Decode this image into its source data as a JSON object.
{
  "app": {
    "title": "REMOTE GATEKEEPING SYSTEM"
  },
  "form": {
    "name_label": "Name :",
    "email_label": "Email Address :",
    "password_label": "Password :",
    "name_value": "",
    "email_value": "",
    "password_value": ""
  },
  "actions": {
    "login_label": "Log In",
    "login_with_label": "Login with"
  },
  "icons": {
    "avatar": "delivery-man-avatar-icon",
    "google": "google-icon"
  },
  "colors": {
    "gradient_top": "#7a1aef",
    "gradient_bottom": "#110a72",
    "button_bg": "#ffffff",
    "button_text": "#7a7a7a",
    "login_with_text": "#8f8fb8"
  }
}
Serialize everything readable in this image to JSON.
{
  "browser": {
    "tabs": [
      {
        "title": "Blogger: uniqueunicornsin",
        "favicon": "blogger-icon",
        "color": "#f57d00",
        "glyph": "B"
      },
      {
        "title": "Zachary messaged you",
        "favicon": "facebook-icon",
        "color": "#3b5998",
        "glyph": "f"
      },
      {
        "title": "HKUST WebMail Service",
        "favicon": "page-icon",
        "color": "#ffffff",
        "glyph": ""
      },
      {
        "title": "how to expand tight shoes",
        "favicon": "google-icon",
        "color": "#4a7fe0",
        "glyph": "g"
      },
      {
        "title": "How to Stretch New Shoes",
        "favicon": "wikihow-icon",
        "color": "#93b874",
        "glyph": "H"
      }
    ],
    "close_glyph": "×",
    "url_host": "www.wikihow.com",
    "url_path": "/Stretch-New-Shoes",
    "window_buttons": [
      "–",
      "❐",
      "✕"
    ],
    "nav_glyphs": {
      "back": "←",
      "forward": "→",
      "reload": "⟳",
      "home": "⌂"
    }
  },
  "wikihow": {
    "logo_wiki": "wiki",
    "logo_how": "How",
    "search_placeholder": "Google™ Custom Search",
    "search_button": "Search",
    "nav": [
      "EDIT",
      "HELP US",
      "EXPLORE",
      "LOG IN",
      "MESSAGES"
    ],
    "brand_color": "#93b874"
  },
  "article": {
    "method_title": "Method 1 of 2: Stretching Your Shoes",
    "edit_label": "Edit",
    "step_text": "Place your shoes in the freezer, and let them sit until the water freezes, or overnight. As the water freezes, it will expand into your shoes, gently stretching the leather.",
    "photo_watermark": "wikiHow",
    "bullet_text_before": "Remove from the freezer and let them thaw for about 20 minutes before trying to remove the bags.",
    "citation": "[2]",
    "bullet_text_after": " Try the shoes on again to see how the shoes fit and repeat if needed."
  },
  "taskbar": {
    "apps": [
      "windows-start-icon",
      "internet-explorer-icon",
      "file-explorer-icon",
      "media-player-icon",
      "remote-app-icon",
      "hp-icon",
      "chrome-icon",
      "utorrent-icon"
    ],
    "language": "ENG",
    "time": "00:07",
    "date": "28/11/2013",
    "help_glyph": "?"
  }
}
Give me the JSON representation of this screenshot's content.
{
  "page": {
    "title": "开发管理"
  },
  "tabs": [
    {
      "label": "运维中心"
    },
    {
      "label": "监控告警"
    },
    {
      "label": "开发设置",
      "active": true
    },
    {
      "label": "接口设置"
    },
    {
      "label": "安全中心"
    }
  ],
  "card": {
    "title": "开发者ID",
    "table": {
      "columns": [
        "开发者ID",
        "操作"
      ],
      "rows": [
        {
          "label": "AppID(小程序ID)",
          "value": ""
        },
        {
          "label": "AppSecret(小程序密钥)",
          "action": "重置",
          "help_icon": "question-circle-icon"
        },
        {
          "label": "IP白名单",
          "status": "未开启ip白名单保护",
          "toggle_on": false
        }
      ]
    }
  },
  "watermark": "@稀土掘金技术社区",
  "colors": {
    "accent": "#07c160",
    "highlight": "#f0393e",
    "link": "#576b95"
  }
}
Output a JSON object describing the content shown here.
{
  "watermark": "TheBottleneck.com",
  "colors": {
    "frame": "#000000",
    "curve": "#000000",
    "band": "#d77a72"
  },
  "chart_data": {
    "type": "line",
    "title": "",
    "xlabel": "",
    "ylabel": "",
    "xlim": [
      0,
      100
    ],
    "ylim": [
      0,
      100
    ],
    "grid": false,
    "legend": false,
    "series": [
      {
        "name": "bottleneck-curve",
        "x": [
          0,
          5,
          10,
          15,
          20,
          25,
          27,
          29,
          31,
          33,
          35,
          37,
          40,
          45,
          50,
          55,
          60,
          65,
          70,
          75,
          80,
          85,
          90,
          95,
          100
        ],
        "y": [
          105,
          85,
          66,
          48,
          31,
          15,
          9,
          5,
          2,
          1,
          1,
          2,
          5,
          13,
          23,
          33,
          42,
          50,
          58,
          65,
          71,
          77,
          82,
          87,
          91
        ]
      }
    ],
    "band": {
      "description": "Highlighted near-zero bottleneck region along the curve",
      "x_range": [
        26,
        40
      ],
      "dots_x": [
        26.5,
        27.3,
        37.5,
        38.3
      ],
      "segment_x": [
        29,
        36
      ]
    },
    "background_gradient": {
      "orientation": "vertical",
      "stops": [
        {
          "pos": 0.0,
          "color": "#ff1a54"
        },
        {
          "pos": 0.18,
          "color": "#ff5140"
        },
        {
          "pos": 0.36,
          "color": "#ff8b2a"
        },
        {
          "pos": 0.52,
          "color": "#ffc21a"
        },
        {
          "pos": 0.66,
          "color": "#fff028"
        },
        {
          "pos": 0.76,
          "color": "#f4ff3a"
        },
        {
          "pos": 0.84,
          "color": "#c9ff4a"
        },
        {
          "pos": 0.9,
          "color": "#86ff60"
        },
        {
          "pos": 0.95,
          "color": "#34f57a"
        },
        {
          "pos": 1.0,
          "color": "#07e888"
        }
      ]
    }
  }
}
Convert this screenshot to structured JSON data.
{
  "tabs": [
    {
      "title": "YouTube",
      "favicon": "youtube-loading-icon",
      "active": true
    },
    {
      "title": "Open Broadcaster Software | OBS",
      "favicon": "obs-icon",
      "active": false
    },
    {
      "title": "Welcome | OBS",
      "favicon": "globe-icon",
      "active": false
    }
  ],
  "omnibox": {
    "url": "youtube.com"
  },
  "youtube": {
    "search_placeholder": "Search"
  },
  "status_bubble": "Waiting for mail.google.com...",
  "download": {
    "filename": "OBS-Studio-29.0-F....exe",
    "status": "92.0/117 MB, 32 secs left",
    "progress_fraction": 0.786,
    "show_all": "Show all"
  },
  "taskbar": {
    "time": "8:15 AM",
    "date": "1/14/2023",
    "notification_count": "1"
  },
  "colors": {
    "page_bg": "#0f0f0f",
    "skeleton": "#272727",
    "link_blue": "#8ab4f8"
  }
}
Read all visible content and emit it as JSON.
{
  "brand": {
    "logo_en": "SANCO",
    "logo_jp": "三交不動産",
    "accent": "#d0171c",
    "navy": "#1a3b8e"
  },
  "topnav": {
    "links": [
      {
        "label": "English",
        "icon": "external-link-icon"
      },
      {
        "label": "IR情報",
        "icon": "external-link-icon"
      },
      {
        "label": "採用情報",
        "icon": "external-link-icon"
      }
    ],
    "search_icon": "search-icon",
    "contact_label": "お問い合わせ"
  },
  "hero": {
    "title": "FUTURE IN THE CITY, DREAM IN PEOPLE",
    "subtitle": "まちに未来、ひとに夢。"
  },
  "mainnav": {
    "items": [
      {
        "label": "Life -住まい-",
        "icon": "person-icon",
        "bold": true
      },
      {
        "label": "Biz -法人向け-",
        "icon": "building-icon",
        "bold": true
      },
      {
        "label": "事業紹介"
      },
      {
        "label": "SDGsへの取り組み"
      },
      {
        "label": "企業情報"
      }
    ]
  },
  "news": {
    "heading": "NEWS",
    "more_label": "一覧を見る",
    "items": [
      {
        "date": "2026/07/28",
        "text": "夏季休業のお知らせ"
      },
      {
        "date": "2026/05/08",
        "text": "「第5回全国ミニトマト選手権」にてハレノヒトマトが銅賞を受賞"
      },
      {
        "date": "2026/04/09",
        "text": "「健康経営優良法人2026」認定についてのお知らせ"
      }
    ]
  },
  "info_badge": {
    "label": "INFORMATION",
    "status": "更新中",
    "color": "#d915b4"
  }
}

#### [Task directions]
Tell how many lines of the data above hold the string "image". Give only the number.

#### [The response]
2